▶ **Description of the task**
Give the number of lines in the data that contain "available", and nothing more.

* * *

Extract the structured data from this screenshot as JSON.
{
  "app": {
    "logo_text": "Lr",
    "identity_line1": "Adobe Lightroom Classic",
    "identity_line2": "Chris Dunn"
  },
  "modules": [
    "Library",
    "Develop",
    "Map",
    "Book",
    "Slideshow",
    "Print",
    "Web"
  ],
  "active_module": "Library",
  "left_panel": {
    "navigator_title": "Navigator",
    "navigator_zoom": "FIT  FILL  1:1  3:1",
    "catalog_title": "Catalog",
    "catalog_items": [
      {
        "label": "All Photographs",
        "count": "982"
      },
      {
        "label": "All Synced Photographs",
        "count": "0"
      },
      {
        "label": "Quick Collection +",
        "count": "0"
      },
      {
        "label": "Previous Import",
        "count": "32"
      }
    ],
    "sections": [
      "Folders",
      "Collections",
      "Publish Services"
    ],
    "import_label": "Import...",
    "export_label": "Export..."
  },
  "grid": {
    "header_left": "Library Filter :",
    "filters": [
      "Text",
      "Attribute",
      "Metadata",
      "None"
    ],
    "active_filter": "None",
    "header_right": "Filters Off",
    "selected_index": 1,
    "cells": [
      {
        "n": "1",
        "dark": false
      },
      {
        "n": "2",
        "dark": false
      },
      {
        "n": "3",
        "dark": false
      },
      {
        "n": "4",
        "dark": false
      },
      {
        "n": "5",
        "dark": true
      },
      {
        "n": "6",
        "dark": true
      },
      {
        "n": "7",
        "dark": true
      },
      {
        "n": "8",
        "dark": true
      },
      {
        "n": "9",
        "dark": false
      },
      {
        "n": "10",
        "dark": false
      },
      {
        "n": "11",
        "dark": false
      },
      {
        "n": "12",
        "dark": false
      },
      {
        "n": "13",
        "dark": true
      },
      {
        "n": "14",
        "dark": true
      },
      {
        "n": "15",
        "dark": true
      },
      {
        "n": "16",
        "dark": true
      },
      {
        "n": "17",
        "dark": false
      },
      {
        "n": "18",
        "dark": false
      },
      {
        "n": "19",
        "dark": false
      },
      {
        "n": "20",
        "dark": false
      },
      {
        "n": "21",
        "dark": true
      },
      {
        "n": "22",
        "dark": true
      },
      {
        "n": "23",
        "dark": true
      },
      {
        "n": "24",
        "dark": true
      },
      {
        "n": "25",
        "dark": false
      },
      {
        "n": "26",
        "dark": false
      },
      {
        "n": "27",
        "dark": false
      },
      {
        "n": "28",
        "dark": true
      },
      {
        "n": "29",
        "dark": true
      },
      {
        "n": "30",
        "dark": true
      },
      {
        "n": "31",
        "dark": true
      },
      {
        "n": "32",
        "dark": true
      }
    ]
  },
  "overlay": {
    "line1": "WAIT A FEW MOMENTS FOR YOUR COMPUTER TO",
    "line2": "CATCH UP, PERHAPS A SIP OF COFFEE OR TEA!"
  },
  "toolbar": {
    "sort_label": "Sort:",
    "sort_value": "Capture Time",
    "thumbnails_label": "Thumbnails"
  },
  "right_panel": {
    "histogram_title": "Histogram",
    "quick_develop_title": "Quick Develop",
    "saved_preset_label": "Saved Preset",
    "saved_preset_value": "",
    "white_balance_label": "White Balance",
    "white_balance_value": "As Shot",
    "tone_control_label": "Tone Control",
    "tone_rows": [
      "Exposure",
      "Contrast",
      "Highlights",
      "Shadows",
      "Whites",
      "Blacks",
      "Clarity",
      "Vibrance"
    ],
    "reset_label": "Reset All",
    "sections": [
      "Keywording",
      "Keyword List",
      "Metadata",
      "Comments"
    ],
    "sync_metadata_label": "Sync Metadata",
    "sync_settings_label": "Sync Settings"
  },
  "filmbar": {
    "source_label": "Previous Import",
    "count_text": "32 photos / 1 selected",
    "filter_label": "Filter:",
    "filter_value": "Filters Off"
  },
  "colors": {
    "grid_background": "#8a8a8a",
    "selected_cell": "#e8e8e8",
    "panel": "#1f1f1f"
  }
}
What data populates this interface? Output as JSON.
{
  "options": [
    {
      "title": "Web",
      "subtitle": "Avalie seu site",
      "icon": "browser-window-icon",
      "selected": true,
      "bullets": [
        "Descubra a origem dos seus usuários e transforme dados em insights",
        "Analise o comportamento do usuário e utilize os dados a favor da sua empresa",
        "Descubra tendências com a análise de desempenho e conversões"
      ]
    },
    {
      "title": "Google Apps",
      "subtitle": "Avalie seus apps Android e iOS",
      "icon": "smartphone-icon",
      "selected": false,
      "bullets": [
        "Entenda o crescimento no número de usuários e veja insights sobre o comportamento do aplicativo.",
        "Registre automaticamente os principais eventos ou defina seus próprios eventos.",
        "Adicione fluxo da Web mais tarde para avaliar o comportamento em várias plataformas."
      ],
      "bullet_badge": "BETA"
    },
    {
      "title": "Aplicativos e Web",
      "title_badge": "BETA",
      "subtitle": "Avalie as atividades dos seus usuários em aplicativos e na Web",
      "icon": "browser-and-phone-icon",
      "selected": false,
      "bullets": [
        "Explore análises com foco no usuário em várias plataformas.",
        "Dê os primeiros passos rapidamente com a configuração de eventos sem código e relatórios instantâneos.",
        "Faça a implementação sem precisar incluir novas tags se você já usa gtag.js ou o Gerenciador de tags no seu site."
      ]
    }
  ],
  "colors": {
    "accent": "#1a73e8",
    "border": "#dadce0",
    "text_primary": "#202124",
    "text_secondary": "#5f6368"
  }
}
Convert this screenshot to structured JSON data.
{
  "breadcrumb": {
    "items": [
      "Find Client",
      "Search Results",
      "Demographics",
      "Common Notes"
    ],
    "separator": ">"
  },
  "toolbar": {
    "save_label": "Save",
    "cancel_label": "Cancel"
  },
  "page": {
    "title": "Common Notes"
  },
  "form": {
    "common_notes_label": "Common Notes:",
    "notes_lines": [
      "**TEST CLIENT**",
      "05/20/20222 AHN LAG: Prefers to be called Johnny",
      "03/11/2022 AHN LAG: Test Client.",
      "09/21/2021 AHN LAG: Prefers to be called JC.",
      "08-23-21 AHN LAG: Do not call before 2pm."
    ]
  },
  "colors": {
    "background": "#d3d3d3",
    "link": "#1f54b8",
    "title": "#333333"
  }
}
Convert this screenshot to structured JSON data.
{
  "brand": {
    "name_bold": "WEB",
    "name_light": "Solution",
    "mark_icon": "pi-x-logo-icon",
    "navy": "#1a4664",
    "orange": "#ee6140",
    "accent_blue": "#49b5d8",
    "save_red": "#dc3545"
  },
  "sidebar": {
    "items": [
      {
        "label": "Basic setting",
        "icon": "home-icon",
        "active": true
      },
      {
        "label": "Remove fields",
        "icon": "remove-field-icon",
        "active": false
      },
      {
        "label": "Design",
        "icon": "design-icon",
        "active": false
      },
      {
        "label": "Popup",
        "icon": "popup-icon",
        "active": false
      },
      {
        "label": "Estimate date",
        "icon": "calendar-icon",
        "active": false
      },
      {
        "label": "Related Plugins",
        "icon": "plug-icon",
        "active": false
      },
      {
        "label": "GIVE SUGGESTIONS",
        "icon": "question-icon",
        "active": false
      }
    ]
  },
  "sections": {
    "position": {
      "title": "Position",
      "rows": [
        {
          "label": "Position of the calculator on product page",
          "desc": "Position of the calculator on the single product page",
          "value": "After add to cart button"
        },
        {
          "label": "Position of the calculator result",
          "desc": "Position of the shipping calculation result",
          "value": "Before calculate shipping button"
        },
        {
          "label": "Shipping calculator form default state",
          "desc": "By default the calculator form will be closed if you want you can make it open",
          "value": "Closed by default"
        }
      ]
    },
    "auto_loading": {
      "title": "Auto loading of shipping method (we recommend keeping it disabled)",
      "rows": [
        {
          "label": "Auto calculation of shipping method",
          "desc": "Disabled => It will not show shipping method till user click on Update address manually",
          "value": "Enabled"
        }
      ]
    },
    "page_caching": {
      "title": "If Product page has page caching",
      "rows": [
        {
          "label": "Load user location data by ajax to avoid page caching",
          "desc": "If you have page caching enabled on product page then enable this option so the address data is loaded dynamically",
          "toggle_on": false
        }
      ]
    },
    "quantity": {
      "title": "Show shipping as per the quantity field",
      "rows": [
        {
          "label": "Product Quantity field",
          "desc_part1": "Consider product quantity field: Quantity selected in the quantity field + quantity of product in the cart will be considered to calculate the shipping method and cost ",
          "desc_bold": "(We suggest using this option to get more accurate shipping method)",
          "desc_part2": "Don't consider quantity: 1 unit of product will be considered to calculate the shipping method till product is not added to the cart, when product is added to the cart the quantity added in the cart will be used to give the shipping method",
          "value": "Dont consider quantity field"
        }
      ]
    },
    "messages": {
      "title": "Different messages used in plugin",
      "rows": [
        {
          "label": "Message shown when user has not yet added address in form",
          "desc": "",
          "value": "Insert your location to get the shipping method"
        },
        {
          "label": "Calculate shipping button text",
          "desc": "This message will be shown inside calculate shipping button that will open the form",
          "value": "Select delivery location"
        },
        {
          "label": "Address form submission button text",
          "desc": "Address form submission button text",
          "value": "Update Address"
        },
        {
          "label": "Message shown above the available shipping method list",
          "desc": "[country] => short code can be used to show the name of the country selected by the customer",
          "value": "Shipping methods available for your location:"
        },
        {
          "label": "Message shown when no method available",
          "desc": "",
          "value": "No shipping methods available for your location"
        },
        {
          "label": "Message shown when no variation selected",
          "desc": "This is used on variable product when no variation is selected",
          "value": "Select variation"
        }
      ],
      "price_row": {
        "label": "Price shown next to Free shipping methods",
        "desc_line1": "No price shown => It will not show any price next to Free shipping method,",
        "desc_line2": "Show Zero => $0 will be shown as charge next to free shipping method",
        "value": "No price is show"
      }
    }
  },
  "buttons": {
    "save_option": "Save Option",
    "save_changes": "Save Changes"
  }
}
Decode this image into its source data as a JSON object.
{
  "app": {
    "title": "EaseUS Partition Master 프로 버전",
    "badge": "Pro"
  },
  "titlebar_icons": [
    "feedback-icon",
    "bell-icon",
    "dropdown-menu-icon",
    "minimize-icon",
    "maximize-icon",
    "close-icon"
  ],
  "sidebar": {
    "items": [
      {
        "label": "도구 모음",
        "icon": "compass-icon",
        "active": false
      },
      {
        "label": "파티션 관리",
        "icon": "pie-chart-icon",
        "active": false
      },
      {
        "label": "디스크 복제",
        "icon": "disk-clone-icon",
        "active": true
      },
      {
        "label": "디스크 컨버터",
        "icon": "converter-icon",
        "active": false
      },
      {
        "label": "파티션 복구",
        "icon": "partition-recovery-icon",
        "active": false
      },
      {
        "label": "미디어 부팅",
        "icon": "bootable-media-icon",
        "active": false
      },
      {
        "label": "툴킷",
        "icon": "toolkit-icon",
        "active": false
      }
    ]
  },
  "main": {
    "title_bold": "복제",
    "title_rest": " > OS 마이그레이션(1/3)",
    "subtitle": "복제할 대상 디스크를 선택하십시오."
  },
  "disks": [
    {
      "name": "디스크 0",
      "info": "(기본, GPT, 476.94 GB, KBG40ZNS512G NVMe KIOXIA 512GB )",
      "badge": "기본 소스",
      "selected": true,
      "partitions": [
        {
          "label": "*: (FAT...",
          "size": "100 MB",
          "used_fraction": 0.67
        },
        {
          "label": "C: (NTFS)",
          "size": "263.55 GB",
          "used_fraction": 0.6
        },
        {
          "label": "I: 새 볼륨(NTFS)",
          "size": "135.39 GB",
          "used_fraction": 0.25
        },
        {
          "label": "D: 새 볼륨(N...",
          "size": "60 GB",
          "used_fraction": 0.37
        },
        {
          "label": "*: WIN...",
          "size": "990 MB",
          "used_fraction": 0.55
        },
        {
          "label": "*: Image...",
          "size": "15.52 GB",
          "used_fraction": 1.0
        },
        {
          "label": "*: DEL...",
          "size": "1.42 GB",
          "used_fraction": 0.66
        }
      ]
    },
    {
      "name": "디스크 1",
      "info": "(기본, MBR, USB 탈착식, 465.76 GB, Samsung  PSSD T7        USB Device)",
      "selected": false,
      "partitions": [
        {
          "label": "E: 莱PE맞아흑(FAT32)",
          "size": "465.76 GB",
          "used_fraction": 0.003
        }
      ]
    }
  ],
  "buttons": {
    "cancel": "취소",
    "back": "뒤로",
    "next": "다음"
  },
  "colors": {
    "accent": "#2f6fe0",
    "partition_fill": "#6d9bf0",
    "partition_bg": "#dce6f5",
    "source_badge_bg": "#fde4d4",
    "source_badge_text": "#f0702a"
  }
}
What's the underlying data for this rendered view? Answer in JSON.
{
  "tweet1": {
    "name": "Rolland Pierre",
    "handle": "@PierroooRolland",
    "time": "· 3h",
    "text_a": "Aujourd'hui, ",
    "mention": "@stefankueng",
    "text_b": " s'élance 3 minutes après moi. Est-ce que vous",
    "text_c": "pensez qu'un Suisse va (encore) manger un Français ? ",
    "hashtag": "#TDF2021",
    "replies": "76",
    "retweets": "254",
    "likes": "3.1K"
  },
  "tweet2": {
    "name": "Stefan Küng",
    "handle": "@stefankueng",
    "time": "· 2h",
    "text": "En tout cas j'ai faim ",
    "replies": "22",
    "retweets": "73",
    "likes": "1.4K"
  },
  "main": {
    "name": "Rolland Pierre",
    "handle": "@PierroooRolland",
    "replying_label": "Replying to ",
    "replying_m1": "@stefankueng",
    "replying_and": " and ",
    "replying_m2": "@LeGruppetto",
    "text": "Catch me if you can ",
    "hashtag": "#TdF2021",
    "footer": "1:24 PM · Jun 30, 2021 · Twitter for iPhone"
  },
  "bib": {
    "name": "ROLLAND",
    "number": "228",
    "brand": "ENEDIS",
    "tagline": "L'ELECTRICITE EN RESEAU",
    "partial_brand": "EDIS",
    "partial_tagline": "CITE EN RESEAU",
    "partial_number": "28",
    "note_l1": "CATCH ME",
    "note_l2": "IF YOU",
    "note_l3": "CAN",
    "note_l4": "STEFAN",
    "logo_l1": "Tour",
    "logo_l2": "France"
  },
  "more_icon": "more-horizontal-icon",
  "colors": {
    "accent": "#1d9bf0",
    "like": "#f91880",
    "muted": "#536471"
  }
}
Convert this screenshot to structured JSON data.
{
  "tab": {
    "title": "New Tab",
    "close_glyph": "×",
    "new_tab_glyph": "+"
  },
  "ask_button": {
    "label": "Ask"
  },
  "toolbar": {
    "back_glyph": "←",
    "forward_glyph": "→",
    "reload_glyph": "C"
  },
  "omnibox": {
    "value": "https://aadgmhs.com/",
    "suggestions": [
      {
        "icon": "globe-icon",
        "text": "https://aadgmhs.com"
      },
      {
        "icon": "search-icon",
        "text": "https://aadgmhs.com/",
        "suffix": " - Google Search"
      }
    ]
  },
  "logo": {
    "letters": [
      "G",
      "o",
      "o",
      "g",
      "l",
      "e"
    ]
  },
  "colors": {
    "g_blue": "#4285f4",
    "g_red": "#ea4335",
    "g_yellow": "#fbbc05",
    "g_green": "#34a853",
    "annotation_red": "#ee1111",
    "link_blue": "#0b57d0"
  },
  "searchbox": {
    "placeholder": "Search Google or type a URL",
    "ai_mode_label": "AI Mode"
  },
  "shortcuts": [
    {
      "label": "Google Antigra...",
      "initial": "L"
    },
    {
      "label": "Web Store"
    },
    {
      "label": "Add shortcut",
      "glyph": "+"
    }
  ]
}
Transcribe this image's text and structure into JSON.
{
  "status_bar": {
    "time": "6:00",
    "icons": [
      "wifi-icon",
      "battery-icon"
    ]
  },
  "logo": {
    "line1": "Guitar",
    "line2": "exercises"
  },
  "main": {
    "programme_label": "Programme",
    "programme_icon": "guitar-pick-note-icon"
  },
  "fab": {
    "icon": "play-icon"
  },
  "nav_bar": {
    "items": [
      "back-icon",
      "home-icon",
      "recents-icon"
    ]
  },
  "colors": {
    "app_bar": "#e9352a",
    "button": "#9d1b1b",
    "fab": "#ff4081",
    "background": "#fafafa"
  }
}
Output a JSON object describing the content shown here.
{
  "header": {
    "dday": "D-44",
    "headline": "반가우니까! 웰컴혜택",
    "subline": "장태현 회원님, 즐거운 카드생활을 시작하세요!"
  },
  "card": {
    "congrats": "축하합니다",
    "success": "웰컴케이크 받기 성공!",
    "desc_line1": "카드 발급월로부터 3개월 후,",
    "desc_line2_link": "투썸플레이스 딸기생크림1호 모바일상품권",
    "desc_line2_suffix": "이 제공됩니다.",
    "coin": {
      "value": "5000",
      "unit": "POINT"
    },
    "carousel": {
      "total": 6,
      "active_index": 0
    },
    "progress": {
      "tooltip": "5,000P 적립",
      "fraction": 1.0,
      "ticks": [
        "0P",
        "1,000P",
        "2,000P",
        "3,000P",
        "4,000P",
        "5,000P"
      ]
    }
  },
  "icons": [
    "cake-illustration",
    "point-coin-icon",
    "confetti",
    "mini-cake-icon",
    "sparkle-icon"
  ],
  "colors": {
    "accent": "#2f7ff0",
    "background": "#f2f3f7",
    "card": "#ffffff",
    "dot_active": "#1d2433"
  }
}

* * *

▶ **Solution for this problem**
4